Task requirements → Report the count of lines containing the word "dinh" in the entries below, and nothing more.

Records from a dataset
++++++++++++++++++++
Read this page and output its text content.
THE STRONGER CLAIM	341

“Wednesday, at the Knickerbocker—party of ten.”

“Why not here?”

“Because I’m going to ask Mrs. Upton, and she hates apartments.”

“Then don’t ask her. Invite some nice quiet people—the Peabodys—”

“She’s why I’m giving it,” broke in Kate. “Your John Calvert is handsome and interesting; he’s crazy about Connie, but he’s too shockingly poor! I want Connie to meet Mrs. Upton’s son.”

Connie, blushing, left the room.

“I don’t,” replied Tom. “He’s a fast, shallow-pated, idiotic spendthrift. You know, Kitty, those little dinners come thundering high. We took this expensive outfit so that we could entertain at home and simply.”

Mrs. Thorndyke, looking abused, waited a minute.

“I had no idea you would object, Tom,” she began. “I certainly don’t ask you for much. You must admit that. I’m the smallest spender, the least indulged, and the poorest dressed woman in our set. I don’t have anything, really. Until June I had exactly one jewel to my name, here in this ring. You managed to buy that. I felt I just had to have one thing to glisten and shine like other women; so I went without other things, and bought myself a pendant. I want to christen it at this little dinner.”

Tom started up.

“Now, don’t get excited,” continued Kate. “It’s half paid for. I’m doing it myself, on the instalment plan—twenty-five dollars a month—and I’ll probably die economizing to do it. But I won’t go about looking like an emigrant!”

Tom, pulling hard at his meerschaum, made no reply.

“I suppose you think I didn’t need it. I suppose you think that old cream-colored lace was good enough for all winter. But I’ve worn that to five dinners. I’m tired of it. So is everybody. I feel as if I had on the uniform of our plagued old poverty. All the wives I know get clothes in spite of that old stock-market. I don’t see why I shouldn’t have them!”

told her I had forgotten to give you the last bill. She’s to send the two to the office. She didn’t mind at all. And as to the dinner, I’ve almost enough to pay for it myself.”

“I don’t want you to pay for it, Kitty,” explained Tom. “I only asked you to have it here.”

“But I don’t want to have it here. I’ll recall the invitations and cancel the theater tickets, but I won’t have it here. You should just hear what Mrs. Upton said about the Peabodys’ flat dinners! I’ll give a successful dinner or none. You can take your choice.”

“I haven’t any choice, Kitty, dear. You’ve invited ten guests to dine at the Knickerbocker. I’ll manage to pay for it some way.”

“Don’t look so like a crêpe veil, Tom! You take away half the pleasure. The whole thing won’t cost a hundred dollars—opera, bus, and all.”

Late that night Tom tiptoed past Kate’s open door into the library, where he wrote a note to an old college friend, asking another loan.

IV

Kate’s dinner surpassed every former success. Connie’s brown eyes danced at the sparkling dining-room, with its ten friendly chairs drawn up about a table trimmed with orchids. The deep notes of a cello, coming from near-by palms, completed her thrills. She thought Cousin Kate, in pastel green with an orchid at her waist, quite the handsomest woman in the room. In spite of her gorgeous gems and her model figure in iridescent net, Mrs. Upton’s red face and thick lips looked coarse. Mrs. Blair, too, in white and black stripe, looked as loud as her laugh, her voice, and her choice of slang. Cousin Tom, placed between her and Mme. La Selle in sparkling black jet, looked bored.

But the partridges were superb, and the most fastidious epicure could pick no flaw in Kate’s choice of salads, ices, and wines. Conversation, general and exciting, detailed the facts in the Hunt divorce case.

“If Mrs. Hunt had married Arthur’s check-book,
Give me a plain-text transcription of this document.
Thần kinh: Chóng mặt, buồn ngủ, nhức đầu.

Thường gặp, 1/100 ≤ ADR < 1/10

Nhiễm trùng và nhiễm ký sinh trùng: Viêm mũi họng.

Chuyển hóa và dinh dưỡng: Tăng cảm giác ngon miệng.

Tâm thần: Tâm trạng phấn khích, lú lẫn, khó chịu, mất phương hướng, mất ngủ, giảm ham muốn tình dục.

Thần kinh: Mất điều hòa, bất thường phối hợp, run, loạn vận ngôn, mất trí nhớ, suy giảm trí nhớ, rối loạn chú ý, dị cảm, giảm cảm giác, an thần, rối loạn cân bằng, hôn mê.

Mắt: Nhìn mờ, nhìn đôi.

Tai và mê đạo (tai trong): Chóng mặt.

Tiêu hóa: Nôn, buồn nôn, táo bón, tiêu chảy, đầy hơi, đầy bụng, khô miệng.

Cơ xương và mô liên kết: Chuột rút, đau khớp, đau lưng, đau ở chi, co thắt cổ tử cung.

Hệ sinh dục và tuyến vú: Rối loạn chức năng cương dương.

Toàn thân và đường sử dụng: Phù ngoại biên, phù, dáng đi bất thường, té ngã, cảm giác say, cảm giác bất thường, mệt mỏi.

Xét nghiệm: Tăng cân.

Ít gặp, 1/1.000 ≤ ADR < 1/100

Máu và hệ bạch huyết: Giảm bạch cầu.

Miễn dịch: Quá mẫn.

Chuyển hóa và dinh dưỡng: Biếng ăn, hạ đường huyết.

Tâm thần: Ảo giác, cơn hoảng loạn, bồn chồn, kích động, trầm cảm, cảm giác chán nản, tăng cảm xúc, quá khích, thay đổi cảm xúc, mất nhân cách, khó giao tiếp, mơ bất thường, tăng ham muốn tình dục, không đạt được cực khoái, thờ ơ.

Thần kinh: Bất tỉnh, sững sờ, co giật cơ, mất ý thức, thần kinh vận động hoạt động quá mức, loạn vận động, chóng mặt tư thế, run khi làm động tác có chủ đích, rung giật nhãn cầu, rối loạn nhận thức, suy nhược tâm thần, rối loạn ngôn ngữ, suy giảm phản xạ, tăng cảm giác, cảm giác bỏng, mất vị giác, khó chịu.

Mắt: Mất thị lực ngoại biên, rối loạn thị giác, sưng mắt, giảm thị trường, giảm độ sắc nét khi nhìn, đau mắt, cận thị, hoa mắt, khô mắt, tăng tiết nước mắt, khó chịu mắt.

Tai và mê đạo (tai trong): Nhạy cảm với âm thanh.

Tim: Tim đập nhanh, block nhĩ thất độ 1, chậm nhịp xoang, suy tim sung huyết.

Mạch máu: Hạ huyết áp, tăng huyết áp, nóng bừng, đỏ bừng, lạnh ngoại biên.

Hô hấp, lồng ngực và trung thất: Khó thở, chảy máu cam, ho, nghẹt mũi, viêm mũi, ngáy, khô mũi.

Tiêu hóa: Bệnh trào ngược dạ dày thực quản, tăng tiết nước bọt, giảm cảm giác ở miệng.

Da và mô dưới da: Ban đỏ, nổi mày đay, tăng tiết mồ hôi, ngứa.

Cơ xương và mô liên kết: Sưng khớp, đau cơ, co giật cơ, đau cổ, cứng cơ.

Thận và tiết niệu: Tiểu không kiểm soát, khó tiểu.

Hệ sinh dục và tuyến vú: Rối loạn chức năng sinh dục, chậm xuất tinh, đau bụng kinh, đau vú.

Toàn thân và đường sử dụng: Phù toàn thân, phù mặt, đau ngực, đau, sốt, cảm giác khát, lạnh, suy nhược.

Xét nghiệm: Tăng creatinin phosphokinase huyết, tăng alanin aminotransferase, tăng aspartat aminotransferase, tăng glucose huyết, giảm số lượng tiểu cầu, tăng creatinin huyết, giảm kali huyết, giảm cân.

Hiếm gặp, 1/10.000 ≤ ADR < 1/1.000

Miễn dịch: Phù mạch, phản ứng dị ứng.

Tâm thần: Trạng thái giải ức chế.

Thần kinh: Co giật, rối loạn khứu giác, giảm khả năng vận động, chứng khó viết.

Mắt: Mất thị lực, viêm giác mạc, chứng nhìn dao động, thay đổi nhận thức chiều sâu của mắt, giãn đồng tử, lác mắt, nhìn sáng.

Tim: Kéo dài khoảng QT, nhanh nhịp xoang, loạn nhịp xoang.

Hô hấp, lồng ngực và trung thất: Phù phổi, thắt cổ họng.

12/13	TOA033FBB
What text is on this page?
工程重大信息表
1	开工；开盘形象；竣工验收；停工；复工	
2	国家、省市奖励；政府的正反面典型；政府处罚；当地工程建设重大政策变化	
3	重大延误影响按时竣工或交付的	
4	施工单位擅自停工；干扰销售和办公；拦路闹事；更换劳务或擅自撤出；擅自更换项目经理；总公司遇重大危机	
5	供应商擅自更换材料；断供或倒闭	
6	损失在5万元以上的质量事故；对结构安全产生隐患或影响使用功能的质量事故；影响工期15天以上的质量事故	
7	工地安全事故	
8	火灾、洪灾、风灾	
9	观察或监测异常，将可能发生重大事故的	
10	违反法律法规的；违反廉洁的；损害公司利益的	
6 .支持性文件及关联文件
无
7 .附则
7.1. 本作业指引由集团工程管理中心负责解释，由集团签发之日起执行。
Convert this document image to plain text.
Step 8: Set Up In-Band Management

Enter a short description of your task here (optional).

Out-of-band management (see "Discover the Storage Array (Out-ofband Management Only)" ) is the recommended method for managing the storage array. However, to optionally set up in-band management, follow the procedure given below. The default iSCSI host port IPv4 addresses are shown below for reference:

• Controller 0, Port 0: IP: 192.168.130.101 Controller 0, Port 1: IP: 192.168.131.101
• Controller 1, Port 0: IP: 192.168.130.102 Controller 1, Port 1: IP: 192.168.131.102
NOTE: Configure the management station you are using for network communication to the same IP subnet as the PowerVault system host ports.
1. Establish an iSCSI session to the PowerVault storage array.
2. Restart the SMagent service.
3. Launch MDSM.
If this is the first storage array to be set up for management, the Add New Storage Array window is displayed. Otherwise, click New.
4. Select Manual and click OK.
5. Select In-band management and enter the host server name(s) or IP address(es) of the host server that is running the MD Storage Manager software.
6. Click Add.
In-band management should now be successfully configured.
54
++++++++++++++++++++
Correct answer → 2